=== YOUR INSTRUCTIONS ===
Output each entry exactly; skip nothing.

Figure record listings:
--------------------------------------------------

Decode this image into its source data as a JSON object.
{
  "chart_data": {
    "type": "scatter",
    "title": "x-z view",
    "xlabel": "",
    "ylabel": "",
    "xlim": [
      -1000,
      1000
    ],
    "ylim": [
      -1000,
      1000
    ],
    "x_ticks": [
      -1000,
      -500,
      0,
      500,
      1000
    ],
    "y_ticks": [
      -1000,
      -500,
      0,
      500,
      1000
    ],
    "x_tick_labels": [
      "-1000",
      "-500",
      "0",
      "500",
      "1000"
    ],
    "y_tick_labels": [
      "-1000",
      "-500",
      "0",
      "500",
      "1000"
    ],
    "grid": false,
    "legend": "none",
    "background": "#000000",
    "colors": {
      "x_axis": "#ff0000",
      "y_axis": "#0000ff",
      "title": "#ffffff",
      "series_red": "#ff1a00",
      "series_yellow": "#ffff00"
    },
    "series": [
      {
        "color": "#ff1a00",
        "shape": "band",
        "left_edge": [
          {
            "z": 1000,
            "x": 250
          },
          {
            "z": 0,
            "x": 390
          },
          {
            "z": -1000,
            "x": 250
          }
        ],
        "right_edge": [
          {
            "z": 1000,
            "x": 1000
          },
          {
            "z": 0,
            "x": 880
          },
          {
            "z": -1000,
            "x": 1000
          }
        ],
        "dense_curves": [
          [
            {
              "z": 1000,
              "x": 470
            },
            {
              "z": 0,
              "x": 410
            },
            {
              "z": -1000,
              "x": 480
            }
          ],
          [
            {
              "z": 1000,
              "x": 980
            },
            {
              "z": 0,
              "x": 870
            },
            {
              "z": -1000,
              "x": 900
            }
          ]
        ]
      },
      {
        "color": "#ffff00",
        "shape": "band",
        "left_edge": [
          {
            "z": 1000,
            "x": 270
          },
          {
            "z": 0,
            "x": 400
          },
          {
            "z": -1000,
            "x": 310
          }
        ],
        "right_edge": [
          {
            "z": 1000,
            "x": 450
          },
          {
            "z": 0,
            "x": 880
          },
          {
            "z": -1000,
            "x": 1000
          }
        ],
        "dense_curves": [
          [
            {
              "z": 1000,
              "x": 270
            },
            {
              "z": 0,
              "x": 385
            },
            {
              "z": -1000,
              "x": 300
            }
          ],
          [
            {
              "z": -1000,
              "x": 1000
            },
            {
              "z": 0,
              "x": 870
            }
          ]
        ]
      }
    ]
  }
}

--------------------------------------------------

=== SOLUTION ===
Decode this image into its source data as a JSON object.
{
  "chart_data": {
    "type": "scatter",
    "title": "x-z view",
    "xlabel": "",
    "ylabel": "",
    "xlim": [
      -1000,
      1000
    ],
    "ylim": [
      -1000,
      1000
    ],
    "x_ticks": [
      -1000,
      -500,
      0,
      500,
      1000
    ],
    "y_ticks": [
      -1000,
      -500,
      0,
      500,
      1000
    ],
    "x_tick_labels": [
      "-1000",
      "-500",
      "0",
      "500",
      "1000"
    ],
    "y_tick_labels": [
      "-1000",
      "-500",
      "0",
      "500",
      "1000"
    ],
    "grid": false,
    "legend": "none",
    "background": "#000000",
    "colors": {
      "x_axis": "#ff0000",
      "y_axis": "#0000ff",
      "title": "#ffffff",
      "series_red": "#ff1a00",
      "series_yellow": "#ffff00"
    },
    "series": [
      {
        "color": "#ff1a00",
        "shape": "band",
        "left_edge": [
          {
            "z": 1000,
            "x": 250
          },
          {
            "z": 0,
            "x": 390
          },
          {
            "z": -1000,
            "x": 250
          }
        ],
        "right_edge": [
          {
            "z": 1000,
            "x": 1000
          },
          {
            "z": 0,
            "x": 880
          },
          {
            "z": -1000,
            "x": 1000
          }
        ],
        "dense_curves": [
          [
            {
              "z": 1000,
              "x": 470
            },
            {
              "z": 0,
              "x": 410
            },
            {
              "z": -1000,
              "x": 480
            }
          ],
          [
            {
              "z": 1000,
              "x": 980
            },
            {
              "z": 0,
              "x": 870
            },
            {
              "z": -1000,
              "x": 900
            }
          ]
        ]
      },
      {
        "color": "#ffff00",
        "shape": "band",
        "left_edge": [
          {
            "z": 1000,
            "x": 270
          },
          {
            "z": 0,
            "x": 400
          },
          {
            "z": -1000,
            "x": 310
          }
        ],
        "right_edge": [
          {
            "z": 1000,
            "x": 450
          },
          {
            "z": 0,
            "x": 880
          },
          {
            "z": -1000,
            "x": 1000
          }
        ],
        "dense_curves": [
          [
            {
              "z": 1000,
              "x": 270
            },
            {
              "z": 0,
              "x": 385
            },
            {
              "z": -1000,
              "x": 300
            }
          ],
          [
            {
              "z": -1000,
              "x": 1000
            },
            {
              "z": 0,
              "x": 870
            }
          ]
        ]
      }
    ]
  }
}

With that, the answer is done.